• [Given data]:
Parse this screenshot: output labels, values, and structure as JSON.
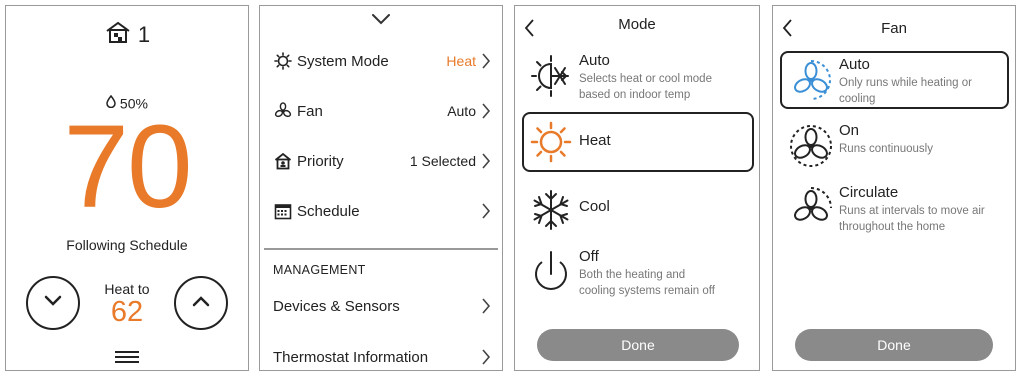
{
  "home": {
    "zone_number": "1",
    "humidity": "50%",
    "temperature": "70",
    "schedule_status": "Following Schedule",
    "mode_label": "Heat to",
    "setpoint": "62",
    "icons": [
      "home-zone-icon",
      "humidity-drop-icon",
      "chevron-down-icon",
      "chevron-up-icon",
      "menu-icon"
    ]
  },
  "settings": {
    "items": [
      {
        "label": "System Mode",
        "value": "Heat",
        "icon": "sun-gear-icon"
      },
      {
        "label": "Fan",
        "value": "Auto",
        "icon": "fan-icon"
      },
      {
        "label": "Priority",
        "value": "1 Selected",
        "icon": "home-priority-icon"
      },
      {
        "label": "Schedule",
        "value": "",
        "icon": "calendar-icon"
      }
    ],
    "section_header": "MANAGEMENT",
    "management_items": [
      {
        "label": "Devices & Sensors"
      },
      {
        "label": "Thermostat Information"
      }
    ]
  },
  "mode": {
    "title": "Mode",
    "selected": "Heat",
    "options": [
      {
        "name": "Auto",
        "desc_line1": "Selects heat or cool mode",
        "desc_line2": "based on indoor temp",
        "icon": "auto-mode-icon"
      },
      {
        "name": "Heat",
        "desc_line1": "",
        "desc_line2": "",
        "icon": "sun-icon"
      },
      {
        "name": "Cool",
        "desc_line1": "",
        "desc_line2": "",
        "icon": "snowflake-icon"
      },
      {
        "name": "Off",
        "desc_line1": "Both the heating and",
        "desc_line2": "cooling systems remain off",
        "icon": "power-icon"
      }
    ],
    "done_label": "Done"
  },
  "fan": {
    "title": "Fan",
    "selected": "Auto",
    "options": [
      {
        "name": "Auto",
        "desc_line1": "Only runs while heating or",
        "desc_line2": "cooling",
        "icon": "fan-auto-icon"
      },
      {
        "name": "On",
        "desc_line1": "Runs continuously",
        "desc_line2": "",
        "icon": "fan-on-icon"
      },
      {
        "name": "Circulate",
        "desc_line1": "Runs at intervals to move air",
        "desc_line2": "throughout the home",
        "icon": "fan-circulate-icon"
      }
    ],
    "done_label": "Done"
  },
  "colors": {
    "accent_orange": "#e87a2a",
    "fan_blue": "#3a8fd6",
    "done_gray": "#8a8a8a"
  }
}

* * *

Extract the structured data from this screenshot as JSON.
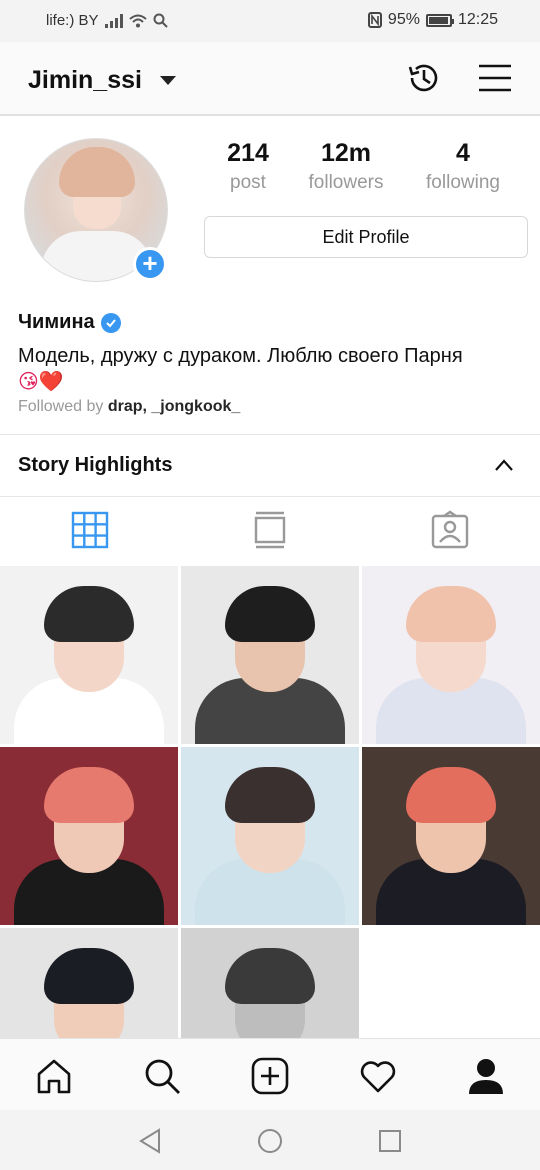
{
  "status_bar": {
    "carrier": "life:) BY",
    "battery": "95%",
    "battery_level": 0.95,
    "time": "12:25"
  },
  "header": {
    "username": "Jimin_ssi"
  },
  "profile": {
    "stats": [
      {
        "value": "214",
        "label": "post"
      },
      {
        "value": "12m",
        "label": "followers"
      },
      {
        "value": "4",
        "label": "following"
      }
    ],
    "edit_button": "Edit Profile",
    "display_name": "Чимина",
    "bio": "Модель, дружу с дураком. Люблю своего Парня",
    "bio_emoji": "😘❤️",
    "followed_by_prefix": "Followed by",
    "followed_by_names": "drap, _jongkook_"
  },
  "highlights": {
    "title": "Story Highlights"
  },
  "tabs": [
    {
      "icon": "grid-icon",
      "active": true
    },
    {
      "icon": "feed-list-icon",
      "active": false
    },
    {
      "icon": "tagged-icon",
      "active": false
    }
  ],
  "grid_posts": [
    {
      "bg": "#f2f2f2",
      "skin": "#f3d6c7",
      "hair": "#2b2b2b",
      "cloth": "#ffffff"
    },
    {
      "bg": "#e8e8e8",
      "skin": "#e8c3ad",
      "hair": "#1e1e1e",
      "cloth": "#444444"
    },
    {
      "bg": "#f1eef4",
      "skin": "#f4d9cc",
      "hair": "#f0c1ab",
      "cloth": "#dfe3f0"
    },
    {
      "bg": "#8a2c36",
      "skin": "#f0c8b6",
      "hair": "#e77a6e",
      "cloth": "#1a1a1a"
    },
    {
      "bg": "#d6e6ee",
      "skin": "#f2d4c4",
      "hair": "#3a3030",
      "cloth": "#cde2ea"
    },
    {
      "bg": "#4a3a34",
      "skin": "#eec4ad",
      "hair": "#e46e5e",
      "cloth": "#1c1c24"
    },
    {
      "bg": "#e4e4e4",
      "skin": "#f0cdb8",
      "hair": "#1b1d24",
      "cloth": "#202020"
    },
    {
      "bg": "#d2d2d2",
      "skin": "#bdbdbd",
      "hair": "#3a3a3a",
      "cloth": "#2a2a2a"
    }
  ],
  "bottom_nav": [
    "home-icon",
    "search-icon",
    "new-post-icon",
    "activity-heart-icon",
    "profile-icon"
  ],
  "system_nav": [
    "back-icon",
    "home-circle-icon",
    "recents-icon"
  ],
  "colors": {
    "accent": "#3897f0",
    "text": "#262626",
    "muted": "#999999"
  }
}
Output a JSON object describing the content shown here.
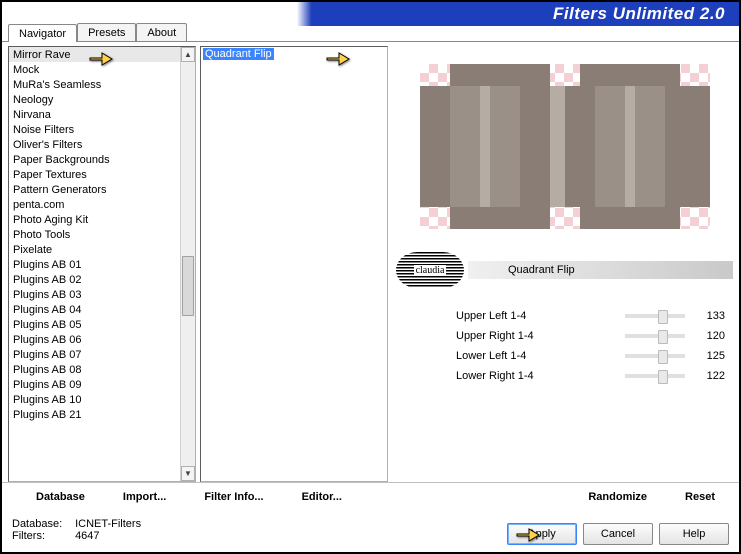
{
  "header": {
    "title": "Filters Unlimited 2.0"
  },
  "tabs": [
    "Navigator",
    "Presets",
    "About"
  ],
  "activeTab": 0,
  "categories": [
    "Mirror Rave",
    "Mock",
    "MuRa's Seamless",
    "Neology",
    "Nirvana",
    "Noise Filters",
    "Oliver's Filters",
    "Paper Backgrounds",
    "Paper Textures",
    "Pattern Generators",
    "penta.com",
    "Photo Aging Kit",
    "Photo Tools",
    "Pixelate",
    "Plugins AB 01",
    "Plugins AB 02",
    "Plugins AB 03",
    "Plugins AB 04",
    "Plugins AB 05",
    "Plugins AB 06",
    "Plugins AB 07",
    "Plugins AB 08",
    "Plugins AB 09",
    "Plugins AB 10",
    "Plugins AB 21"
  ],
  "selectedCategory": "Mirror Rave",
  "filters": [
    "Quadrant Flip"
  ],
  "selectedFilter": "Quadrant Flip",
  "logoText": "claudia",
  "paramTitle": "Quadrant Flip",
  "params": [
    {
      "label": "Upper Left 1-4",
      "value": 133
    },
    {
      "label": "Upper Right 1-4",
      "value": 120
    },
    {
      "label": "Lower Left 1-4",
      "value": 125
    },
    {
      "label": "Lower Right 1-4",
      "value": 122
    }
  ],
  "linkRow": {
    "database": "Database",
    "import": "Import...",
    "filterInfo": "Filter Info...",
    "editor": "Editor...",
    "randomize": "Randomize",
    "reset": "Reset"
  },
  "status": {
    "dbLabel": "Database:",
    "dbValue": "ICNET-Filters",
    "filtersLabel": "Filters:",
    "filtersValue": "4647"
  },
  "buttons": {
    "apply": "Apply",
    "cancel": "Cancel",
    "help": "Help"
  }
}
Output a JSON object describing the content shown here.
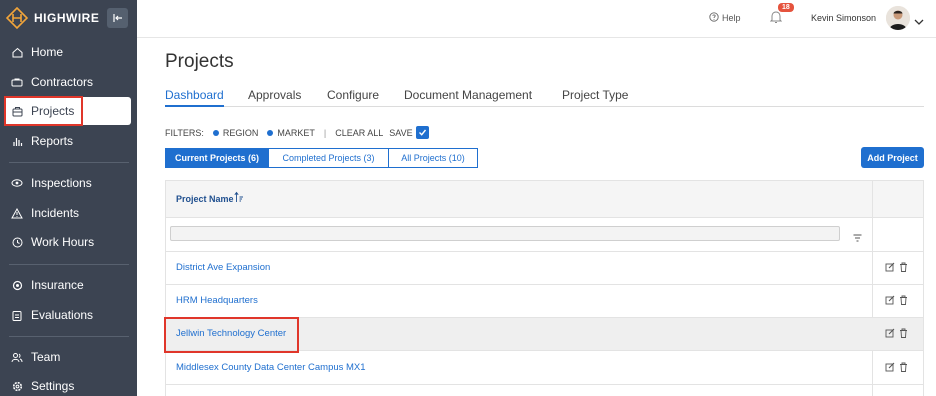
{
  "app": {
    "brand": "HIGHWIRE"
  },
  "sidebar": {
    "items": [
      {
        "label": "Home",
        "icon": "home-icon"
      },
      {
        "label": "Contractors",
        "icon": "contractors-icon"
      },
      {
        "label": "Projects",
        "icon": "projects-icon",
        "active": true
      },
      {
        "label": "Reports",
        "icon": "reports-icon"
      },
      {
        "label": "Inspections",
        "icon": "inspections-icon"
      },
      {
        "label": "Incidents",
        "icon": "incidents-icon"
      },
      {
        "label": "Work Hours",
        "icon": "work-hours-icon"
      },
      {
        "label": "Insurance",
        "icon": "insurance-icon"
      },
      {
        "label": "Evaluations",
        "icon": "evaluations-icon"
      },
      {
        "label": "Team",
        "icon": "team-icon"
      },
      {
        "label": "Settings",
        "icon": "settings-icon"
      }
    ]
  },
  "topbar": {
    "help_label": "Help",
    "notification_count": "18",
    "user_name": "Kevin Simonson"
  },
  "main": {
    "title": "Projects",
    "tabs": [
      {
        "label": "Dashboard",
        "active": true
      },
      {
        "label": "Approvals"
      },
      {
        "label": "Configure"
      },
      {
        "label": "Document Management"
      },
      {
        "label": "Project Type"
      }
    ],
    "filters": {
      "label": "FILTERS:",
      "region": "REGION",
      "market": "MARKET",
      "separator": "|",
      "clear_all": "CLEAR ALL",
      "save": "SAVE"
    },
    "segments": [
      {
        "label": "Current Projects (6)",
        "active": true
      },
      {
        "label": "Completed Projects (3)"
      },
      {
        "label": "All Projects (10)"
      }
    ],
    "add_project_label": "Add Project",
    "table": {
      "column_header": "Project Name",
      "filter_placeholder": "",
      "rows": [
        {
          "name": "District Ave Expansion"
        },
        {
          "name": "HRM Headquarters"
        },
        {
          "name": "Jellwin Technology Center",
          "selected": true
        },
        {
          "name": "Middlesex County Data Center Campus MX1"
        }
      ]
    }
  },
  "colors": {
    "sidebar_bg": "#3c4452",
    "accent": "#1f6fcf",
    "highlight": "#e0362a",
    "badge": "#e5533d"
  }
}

• [What you will do]:
State how many lines of the entries above include the word "cloth", offering no text other than the number.

• [Correct result]:
8